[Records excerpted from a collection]
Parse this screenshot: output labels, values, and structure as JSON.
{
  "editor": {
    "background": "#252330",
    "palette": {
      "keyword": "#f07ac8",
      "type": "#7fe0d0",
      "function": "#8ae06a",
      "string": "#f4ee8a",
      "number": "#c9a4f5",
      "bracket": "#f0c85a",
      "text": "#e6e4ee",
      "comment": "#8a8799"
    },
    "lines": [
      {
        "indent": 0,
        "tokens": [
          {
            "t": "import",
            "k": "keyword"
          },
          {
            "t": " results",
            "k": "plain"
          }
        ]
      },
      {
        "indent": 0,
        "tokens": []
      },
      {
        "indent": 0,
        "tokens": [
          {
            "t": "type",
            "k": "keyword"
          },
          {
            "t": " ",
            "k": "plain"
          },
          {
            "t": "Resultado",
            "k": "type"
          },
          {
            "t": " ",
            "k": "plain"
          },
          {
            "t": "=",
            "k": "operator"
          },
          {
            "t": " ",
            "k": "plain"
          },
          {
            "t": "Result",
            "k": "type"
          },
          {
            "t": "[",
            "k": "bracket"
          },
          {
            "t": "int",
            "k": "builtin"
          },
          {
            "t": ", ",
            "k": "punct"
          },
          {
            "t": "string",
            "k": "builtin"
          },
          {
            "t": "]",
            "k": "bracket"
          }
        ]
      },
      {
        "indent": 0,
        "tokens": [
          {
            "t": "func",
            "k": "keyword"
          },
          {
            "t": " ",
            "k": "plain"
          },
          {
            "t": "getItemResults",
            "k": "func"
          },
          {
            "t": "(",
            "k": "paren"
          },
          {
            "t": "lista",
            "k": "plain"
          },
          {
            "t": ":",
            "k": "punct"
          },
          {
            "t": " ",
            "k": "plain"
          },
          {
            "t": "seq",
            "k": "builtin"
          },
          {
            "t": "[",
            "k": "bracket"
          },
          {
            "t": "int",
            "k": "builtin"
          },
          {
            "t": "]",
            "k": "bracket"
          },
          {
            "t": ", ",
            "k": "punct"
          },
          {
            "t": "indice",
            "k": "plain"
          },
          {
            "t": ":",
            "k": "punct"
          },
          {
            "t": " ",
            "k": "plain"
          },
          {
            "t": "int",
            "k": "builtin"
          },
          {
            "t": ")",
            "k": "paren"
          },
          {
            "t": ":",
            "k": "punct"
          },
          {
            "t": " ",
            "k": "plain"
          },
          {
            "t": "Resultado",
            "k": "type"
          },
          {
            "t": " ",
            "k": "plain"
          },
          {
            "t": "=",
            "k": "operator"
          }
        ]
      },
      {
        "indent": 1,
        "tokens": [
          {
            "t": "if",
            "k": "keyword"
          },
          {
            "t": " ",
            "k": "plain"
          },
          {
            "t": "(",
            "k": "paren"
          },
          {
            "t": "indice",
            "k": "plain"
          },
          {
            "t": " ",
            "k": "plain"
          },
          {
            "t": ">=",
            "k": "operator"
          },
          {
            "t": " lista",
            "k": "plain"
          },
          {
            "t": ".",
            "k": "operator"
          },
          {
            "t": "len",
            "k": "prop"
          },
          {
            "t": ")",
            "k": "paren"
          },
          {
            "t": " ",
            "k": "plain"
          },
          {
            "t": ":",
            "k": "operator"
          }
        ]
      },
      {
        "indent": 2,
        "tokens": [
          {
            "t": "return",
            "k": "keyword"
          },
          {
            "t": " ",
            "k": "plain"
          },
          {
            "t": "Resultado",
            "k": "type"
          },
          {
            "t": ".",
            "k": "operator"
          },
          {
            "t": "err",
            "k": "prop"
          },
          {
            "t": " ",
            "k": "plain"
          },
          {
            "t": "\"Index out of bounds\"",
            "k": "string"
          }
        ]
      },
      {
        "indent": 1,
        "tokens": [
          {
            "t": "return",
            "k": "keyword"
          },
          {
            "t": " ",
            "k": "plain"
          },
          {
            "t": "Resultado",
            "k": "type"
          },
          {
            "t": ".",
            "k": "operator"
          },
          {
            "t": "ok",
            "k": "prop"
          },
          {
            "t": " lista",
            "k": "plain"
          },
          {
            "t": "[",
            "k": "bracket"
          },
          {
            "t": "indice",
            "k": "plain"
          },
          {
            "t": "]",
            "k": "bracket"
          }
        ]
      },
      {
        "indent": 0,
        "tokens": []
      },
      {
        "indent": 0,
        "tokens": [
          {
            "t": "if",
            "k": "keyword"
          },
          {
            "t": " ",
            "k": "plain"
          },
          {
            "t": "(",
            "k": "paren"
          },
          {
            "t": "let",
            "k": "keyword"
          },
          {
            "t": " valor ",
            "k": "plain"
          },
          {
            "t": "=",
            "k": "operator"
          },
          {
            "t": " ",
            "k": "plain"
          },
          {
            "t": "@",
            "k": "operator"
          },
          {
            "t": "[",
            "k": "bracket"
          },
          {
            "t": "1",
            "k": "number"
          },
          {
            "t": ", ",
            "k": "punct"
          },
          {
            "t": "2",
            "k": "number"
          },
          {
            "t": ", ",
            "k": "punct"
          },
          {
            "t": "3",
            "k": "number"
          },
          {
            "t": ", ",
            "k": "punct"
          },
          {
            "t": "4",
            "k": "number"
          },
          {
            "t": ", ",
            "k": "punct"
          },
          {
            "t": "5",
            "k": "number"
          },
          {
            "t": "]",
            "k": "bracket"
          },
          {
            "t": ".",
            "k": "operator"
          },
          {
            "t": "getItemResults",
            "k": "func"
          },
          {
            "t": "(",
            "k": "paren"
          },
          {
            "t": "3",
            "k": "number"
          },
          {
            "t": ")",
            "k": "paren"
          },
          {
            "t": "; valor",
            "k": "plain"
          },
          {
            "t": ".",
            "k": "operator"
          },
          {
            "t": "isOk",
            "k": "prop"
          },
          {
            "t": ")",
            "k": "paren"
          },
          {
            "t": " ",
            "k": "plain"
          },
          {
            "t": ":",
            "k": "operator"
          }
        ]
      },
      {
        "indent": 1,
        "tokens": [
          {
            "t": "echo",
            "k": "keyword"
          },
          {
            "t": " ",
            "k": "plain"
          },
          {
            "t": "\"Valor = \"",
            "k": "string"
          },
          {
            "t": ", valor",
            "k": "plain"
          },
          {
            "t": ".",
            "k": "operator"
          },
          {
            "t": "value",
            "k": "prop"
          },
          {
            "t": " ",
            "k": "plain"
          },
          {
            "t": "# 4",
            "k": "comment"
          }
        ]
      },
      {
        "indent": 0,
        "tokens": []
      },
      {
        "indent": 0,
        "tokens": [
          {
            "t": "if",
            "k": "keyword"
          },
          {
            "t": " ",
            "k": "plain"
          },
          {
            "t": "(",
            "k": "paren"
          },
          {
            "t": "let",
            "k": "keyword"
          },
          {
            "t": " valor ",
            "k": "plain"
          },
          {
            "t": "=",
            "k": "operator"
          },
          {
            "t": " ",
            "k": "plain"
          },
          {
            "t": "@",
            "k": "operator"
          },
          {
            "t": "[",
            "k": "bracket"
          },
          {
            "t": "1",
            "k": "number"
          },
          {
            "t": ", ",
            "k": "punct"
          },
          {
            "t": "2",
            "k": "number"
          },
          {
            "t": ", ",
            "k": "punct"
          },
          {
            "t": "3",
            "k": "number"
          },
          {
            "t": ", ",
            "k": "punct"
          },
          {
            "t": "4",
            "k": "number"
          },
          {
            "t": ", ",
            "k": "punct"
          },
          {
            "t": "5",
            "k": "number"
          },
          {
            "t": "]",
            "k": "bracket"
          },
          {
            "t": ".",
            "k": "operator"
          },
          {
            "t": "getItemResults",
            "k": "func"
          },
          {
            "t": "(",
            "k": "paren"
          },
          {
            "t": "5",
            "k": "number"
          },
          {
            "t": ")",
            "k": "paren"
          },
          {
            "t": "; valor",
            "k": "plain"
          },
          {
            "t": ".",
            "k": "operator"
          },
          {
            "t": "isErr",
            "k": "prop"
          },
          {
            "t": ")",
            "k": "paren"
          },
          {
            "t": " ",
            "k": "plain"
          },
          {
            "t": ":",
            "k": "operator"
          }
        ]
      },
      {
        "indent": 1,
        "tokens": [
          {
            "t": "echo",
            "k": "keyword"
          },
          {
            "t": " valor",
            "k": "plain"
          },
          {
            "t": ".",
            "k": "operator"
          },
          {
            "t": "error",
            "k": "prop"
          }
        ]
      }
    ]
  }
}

**EXERCISE INSTRUCTIONS**
Show the lines of the records that contain the word "string".

**FINISHED TASK**
      "string": "#f4ee8a",
            "t": "string",
            "k": "string"
            "k": "string"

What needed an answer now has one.